__Directions for this task__
Copy out the listing below with "Log In" swapped for "Sign In" at every occurrence, and leave every other character as it is.

··· The input

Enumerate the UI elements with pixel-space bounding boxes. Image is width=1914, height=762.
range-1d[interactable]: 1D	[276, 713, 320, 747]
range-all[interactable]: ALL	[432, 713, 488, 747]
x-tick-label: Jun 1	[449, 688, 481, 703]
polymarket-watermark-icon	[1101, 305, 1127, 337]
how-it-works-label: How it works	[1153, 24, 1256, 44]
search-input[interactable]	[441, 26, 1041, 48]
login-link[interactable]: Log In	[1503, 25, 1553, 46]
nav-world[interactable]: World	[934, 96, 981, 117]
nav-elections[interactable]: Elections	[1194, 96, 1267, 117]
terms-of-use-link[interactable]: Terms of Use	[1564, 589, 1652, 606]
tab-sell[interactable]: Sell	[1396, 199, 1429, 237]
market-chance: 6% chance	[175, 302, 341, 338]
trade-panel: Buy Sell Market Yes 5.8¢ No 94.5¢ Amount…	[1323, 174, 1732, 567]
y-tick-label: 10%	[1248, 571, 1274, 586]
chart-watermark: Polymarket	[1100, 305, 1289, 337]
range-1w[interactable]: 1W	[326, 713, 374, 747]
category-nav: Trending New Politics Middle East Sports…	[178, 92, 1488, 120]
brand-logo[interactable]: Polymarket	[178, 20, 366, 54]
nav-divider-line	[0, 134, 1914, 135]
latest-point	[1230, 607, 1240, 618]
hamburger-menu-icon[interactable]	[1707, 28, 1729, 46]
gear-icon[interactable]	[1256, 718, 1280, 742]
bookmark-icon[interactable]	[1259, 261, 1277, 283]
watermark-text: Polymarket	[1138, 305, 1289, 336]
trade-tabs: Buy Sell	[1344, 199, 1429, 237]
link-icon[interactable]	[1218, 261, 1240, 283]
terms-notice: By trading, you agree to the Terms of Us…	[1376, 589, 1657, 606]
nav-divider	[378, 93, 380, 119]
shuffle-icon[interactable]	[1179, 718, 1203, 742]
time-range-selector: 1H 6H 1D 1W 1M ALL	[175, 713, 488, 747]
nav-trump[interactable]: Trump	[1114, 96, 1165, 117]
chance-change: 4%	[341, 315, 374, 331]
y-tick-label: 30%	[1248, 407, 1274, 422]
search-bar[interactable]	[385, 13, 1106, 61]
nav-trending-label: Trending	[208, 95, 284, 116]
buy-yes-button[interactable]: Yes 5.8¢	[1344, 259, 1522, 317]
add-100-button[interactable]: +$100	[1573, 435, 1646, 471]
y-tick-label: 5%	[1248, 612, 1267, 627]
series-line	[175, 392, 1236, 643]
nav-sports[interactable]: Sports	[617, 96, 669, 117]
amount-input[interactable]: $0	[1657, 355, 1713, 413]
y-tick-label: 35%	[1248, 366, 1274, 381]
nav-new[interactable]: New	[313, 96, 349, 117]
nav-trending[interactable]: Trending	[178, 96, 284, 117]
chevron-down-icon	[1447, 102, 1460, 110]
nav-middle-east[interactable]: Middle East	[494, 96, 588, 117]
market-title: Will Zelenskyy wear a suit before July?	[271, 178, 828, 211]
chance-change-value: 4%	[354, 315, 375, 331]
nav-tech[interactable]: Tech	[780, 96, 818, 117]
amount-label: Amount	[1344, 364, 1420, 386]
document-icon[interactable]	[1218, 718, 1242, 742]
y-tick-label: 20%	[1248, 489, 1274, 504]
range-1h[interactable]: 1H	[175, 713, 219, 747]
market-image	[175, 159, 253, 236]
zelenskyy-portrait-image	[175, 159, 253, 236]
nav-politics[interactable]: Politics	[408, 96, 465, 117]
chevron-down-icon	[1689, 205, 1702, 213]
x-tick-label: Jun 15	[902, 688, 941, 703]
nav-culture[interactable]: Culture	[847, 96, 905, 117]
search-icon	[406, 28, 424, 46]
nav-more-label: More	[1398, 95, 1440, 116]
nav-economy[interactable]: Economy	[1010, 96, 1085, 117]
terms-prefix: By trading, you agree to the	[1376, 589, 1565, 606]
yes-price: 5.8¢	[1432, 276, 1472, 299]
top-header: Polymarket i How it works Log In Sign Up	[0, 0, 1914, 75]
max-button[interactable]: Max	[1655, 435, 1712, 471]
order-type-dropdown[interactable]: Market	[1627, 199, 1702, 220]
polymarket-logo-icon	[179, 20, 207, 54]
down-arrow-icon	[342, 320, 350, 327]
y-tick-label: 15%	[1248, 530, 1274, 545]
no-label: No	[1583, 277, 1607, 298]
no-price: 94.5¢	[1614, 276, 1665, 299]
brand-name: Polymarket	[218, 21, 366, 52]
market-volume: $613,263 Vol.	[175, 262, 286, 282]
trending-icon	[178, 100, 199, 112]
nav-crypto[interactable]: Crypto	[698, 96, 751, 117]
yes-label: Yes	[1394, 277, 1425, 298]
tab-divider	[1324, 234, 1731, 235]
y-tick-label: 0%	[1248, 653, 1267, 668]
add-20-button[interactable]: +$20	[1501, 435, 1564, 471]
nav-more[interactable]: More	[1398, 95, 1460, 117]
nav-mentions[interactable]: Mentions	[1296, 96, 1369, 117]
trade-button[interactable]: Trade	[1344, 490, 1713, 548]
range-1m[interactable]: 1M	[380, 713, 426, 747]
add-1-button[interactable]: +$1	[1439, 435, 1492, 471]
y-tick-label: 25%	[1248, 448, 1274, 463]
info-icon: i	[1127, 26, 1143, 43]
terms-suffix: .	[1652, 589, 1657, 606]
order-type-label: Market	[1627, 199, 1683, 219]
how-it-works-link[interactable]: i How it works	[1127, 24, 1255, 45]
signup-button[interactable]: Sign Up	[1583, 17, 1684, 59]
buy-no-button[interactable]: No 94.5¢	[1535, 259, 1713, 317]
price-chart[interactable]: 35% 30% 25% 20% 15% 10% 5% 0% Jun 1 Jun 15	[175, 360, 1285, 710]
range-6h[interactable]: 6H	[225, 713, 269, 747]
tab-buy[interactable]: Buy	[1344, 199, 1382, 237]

······

__Problem solution__
Enumerate the UI elements with pixel-space bounding boxes. Image is width=1914, height=762.
range-1d[interactable]: 1D	[276, 713, 320, 747]
range-all[interactable]: ALL	[432, 713, 488, 747]
x-tick-label: Jun 1	[449, 688, 481, 703]
polymarket-watermark-icon	[1101, 305, 1127, 337]
how-it-works-label: How it works	[1153, 24, 1256, 44]
search-input[interactable]	[441, 26, 1041, 48]
login-link[interactable]: Sign In	[1503, 25, 1553, 46]
nav-world[interactable]: World	[934, 96, 981, 117]
nav-elections[interactable]: Elections	[1194, 96, 1267, 117]
terms-of-use-link[interactable]: Terms of Use	[1564, 589, 1652, 606]
tab-sell[interactable]: Sell	[1396, 199, 1429, 237]
market-chance: 6% chance	[175, 302, 341, 338]
trade-panel: Buy Sell Market Yes 5.8¢ No 94.5¢ Amount…	[1323, 174, 1732, 567]
y-tick-label: 10%	[1248, 571, 1274, 586]
chart-watermark: Polymarket	[1100, 305, 1289, 337]
range-1w[interactable]: 1W	[326, 713, 374, 747]
category-nav: Trending New Politics Middle East Sports…	[178, 92, 1488, 120]
brand-logo[interactable]: Polymarket	[178, 20, 366, 54]
nav-divider-line	[0, 134, 1914, 135]
latest-point	[1230, 607, 1240, 618]
hamburger-menu-icon[interactable]	[1707, 28, 1729, 46]
gear-icon[interactable]	[1256, 718, 1280, 742]
bookmark-icon[interactable]	[1259, 261, 1277, 283]
watermark-text: Polymarket	[1138, 305, 1289, 336]
trade-tabs: Buy Sell	[1344, 199, 1429, 237]
link-icon[interactable]	[1218, 261, 1240, 283]
terms-notice: By trading, you agree to the Terms of Us…	[1376, 589, 1657, 606]
nav-divider	[378, 93, 380, 119]
shuffle-icon[interactable]	[1179, 718, 1203, 742]
time-range-selector: 1H 6H 1D 1W 1M ALL	[175, 713, 488, 747]
nav-trump[interactable]: Trump	[1114, 96, 1165, 117]
chance-change: 4%	[341, 315, 374, 331]
y-tick-label: 30%	[1248, 407, 1274, 422]
search-bar[interactable]	[385, 13, 1106, 61]
nav-trending-label: Trending	[208, 95, 284, 116]
buy-yes-button[interactable]: Yes 5.8¢	[1344, 259, 1522, 317]
add-100-button[interactable]: +$100	[1573, 435, 1646, 471]
y-tick-label: 5%	[1248, 612, 1267, 627]
series-line	[175, 392, 1236, 643]
nav-sports[interactable]: Sports	[617, 96, 669, 117]
amount-input[interactable]: $0	[1657, 355, 1713, 413]
y-tick-label: 35%	[1248, 366, 1274, 381]
nav-new[interactable]: New	[313, 96, 349, 117]
nav-trending[interactable]: Trending	[178, 96, 284, 117]
chevron-down-icon	[1447, 102, 1460, 110]
nav-middle-east[interactable]: Middle East	[494, 96, 588, 117]
market-title: Will Zelenskyy wear a suit before July?	[271, 178, 828, 211]
chance-change-value: 4%	[354, 315, 375, 331]
nav-tech[interactable]: Tech	[780, 96, 818, 117]
amount-label: Amount	[1344, 364, 1420, 386]
document-icon[interactable]	[1218, 718, 1242, 742]
y-tick-label: 20%	[1248, 489, 1274, 504]
range-1h[interactable]: 1H	[175, 713, 219, 747]
market-image	[175, 159, 253, 236]
zelenskyy-portrait-image	[175, 159, 253, 236]
nav-politics[interactable]: Politics	[408, 96, 465, 117]
chevron-down-icon	[1689, 205, 1702, 213]
x-tick-label: Jun 15	[902, 688, 941, 703]
nav-culture[interactable]: Culture	[847, 96, 905, 117]
search-icon	[406, 28, 424, 46]
nav-more-label: More	[1398, 95, 1440, 116]
nav-economy[interactable]: Economy	[1010, 96, 1085, 117]
terms-prefix: By trading, you agree to the	[1376, 589, 1565, 606]
yes-price: 5.8¢	[1432, 276, 1472, 299]
top-header: Polymarket i How it works Sign In Sign Up	[0, 0, 1914, 75]
max-button[interactable]: Max	[1655, 435, 1712, 471]
order-type-dropdown[interactable]: Market	[1627, 199, 1702, 220]
polymarket-logo-icon	[179, 20, 207, 54]
down-arrow-icon	[342, 320, 350, 327]
y-tick-label: 15%	[1248, 530, 1274, 545]
no-label: No	[1583, 277, 1607, 298]
no-price: 94.5¢	[1614, 276, 1665, 299]
brand-name: Polymarket	[218, 21, 366, 52]
market-volume: $613,263 Vol.	[175, 262, 286, 282]
trending-icon	[178, 100, 199, 112]
nav-crypto[interactable]: Crypto	[698, 96, 751, 117]
yes-label: Yes	[1394, 277, 1425, 298]
tab-divider	[1324, 234, 1731, 235]
y-tick-label: 0%	[1248, 653, 1267, 668]
add-20-button[interactable]: +$20	[1501, 435, 1564, 471]
nav-more[interactable]: More	[1398, 95, 1460, 117]
nav-mentions[interactable]: Mentions	[1296, 96, 1369, 117]
trade-button[interactable]: Trade	[1344, 490, 1713, 548]
range-1m[interactable]: 1M	[380, 713, 426, 747]
add-1-button[interactable]: +$1	[1439, 435, 1492, 471]
y-tick-label: 25%	[1248, 448, 1274, 463]
info-icon: i	[1127, 26, 1143, 43]
terms-suffix: .	[1652, 589, 1657, 606]
order-type-label: Market	[1627, 199, 1683, 219]
how-it-works-link[interactable]: i How it works	[1127, 24, 1255, 45]
signup-button[interactable]: Sign Up	[1583, 17, 1684, 59]
buy-no-button[interactable]: No 94.5¢	[1535, 259, 1713, 317]
price-chart[interactable]: 35% 30% 25% 20% 15% 10% 5% 0% Jun 1 Jun 15	[175, 360, 1285, 710]
range-6h[interactable]: 6H	[225, 713, 269, 747]
tab-buy[interactable]: Buy	[1344, 199, 1382, 237]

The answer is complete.